BRIEF: Retype everything in the listing, leaving each line exactly as it is.

DATA SUPPLIED:
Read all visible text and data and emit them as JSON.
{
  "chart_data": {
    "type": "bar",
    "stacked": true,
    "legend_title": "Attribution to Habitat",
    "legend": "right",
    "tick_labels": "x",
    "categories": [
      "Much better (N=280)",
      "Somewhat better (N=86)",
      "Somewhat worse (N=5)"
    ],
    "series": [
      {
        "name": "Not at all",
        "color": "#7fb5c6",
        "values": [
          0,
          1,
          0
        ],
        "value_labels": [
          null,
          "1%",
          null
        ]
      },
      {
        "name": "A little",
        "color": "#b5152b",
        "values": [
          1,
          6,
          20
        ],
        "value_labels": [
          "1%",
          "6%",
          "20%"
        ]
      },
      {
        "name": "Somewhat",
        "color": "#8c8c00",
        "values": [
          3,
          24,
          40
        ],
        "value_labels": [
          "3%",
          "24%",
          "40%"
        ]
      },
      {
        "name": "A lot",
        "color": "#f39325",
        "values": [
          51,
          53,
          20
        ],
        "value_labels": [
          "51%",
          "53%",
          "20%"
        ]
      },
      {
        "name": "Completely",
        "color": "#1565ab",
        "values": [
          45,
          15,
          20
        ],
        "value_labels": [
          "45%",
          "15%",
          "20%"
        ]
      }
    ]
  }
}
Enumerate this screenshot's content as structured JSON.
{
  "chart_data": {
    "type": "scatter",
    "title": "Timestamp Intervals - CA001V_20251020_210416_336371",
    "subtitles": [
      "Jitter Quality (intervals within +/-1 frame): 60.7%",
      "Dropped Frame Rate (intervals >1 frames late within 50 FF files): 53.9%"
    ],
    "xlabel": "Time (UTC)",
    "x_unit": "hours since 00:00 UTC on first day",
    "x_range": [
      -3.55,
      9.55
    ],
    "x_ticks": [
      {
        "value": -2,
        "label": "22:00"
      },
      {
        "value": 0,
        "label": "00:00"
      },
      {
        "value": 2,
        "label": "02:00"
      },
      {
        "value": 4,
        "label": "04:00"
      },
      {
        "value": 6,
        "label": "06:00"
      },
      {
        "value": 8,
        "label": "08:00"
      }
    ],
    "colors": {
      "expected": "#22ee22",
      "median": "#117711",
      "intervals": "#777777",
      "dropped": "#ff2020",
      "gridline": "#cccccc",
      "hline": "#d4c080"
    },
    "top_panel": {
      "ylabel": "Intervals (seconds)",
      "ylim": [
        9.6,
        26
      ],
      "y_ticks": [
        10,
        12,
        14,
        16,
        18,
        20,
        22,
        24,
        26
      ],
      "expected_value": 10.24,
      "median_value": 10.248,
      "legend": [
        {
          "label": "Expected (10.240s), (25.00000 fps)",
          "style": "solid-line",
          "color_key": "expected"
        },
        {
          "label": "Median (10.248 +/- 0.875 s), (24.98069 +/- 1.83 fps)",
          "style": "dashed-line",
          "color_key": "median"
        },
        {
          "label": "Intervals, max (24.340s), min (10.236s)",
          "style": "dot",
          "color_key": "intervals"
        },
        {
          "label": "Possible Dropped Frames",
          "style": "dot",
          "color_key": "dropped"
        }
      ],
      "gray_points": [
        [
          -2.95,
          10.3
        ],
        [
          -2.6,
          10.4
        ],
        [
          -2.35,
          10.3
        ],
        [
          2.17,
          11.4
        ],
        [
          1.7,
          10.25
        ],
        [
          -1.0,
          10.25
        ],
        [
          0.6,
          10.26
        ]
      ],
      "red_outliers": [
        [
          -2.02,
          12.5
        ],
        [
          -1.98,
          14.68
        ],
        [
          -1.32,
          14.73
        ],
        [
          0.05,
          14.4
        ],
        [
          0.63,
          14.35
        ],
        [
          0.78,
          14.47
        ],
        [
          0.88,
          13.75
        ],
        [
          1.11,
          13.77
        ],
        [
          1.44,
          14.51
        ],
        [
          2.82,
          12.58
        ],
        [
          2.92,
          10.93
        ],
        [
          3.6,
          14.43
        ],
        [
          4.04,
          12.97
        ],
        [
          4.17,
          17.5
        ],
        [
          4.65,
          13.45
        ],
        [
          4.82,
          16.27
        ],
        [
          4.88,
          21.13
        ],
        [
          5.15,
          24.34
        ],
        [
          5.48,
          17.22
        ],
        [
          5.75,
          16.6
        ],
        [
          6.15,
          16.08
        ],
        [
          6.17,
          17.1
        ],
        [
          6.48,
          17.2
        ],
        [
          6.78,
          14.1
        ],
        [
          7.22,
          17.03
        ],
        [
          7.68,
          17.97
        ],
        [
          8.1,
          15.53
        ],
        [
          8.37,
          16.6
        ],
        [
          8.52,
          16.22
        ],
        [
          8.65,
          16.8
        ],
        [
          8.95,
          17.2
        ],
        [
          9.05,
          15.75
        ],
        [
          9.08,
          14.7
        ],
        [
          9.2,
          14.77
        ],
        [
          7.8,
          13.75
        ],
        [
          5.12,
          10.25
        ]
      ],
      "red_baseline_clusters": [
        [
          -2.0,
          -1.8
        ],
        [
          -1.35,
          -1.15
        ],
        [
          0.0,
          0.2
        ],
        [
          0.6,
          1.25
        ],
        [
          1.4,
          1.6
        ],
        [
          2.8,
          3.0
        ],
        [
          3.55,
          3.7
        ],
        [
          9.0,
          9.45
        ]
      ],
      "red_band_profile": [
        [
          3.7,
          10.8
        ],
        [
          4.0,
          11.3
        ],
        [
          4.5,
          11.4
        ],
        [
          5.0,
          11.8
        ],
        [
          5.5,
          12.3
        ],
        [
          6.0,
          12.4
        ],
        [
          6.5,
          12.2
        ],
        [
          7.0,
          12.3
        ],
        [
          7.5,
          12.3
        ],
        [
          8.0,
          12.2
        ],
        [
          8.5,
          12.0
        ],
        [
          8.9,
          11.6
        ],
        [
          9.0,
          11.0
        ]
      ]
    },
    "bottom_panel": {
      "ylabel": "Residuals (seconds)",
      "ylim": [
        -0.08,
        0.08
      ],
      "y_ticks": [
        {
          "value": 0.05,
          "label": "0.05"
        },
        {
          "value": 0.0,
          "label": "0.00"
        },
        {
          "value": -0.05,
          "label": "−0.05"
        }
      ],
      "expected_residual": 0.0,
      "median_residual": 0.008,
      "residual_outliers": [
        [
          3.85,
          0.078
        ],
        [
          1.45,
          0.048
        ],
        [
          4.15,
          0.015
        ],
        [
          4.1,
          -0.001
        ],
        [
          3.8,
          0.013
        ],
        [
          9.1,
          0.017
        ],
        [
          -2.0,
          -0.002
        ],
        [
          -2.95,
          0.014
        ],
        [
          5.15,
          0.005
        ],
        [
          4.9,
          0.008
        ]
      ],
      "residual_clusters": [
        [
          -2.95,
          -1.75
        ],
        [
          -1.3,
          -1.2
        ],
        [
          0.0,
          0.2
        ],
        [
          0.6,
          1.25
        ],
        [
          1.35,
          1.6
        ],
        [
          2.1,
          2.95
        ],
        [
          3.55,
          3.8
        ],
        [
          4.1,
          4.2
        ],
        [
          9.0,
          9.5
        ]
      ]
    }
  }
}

WORKED SOLUTION:
Read all visible text and data and emit them as JSON.
{
  "chart_data": {
    "type": "bar",
    "stacked": true,
    "legend_title": "Attribution to Habitat",
    "legend": "right",
    "tick_labels": "x",
    "categories": [
      "Much better (N=280)",
      "Somewhat better (N=86)",
      "Somewhat worse (N=5)"
    ],
    "series": [
      {
        "name": "Not at all",
        "color": "#7fb5c6",
        "values": [
          0,
          1,
          0
        ],
        "value_labels": [
          null,
          "1%",
          null
        ]
      },
      {
        "name": "A little",
        "color": "#b5152b",
        "values": [
          1,
          6,
          20
        ],
        "value_labels": [
          "1%",
          "6%",
          "20%"
        ]
      },
      {
        "name": "Somewhat",
        "color": "#8c8c00",
        "values": [
          3,
          24,
          40
        ],
        "value_labels": [
          "3%",
          "24%",
          "40%"
        ]
      },
      {
        "name": "A lot",
        "color": "#f39325",
        "values": [
          51,
          53,
          20
        ],
        "value_labels": [
          "51%",
          "53%",
          "20%"
        ]
      },
      {
        "name": "Completely",
        "color": "#1565ab",
        "values": [
          45,
          15,
          20
        ],
        "value_labels": [
          "45%",
          "15%",
          "20%"
        ]
      }
    ]
  }
}
Enumerate this screenshot's content as structured JSON.
{
  "chart_data": {
    "type": "scatter",
    "title": "Timestamp Intervals - CA001V_20251020_210416_336371",
    "subtitles": [
      "Jitter Quality (intervals within +/-1 frame): 60.7%",
      "Dropped Frame Rate (intervals >1 frames late within 50 FF files): 53.9%"
    ],
    "xlabel": "Time (UTC)",
    "x_unit": "hours since 00:00 UTC on first day",
    "x_range": [
      -3.55,
      9.55
    ],
    "x_ticks": [
      {
        "value": -2,
        "label": "22:00"
      },
      {
        "value": 0,
        "label": "00:00"
      },
      {
        "value": 2,
        "label": "02:00"
      },
      {
        "value": 4,
        "label": "04:00"
      },
      {
        "value": 6,
        "label": "06:00"
      },
      {
        "value": 8,
        "label": "08:00"
      }
    ],
    "colors": {
      "expected": "#22ee22",
      "median": "#117711",
      "intervals": "#777777",
      "dropped": "#ff2020",
      "gridline": "#cccccc",
      "hline": "#d4c080"
    },
    "top_panel": {
      "ylabel": "Intervals (seconds)",
      "ylim": [
        9.6,
        26
      ],
      "y_ticks": [
        10,
        12,
        14,
        16,
        18,
        20,
        22,
        24,
        26
      ],
      "expected_value": 10.24,
      "median_value": 10.248,
      "legend": [
        {
          "label": "Expected (10.240s), (25.00000 fps)",
          "style": "solid-line",
          "color_key": "expected"
        },
        {
          "label": "Median (10.248 +/- 0.875 s), (24.98069 +/- 1.83 fps)",
          "style": "dashed-line",
          "color_key": "median"
        },
        {
          "label": "Intervals, max (24.340s), min (10.236s)",
          "style": "dot",
          "color_key": "intervals"
        },
        {
          "label": "Possible Dropped Frames",
          "style": "dot",
          "color_key": "dropped"
        }
      ],
      "gray_points": [
        [
          -2.95,
          10.3
        ],
        [
          -2.6,
          10.4
        ],
        [
          -2.35,
          10.3
        ],
        [
          2.17,
          11.4
        ],
        [
          1.7,
          10.25
        ],
        [
          -1.0,
          10.25
        ],
        [
          0.6,
          10.26
        ]
      ],
      "red_outliers": [
        [
          -2.02,
          12.5
        ],
        [
          -1.98,
          14.68
        ],
        [
          -1.32,
          14.73
        ],
        [
          0.05,
          14.4
        ],
        [
          0.63,
          14.35
        ],
        [
          0.78,
          14.47
        ],
        [
          0.88,
          13.75
        ],
        [
          1.11,
          13.77
        ],
        [
          1.44,
          14.51
        ],
        [
          2.82,
          12.58
        ],
        [
          2.92,
          10.93
        ],
        [
          3.6,
          14.43
        ],
        [
          4.04,
          12.97
        ],
        [
          4.17,
          17.5
        ],
        [
          4.65,
          13.45
        ],
        [
          4.82,
          16.27
        ],
        [
          4.88,
          21.13
        ],
        [
          5.15,
          24.34
        ],
        [
          5.48,
          17.22
        ],
        [
          5.75,
          16.6
        ],
        [
          6.15,
          16.08
        ],
        [
          6.17,
          17.1
        ],
        [
          6.48,
          17.2
        ],
        [
          6.78,
          14.1
        ],
        [
          7.22,
          17.03
        ],
        [
          7.68,
          17.97
        ],
        [
          8.1,
          15.53
        ],
        [
          8.37,
          16.6
        ],
        [
          8.52,
          16.22
        ],
        [
          8.65,
          16.8
        ],
        [
          8.95,
          17.2
        ],
        [
          9.05,
          15.75
        ],
        [
          9.08,
          14.7
        ],
        [
          9.2,
          14.77
        ],
        [
          7.8,
          13.75
        ],
        [
          5.12,
          10.25
        ]
      ],
      "red_baseline_clusters": [
        [
          -2.0,
          -1.8
        ],
        [
          -1.35,
          -1.15
        ],
        [
          0.0,
          0.2
        ],
        [
          0.6,
          1.25
        ],
        [
          1.4,
          1.6
        ],
        [
          2.8,
          3.0
        ],
        [
          3.55,
          3.7
        ],
        [
          9.0,
          9.45
        ]
      ],
      "red_band_profile": [
        [
          3.7,
          10.8
        ],
        [
          4.0,
          11.3
        ],
        [
          4.5,
          11.4
        ],
        [
          5.0,
          11.8
        ],
        [
          5.5,
          12.3
        ],
        [
          6.0,
          12.4
        ],
        [
          6.5,
          12.2
        ],
        [
          7.0,
          12.3
        ],
        [
          7.5,
          12.3
        ],
        [
          8.0,
          12.2
        ],
        [
          8.5,
          12.0
        ],
        [
          8.9,
          11.6
        ],
        [
          9.0,
          11.0
        ]
      ]
    },
    "bottom_panel": {
      "ylabel": "Residuals (seconds)",
      "ylim": [
        -0.08,
        0.08
      ],
      "y_ticks": [
        {
          "value": 0.05,
          "label": "0.05"
        },
        {
          "value": 0.0,
          "label": "0.00"
        },
        {
          "value": -0.05,
          "label": "−0.05"
        }
      ],
      "expected_residual": 0.0,
      "median_residual": 0.008,
      "residual_outliers": [
        [
          3.85,
          0.078
        ],
        [
          1.45,
          0.048
        ],
        [
          4.15,
          0.015
        ],
        [
          4.1,
          -0.001
        ],
        [
          3.8,
          0.013
        ],
        [
          9.1,
          0.017
        ],
        [
          -2.0,
          -0.002
        ],
        [
          -2.95,
          0.014
        ],
        [
          5.15,
          0.005
        ],
        [
          4.9,
          0.008
        ]
      ],
      "residual_clusters": [
        [
          -2.95,
          -1.75
        ],
        [
          -1.3,
          -1.2
        ],
        [
          0.0,
          0.2
        ],
        [
          0.6,
          1.25
        ],
        [
          1.35,
          1.6
        ],
        [
          2.1,
          2.95
        ],
        [
          3.55,
          3.8
        ],
        [
          4.1,
          4.2
        ],
        [
          9.0,
          9.5
        ]
      ]
    }
  }
}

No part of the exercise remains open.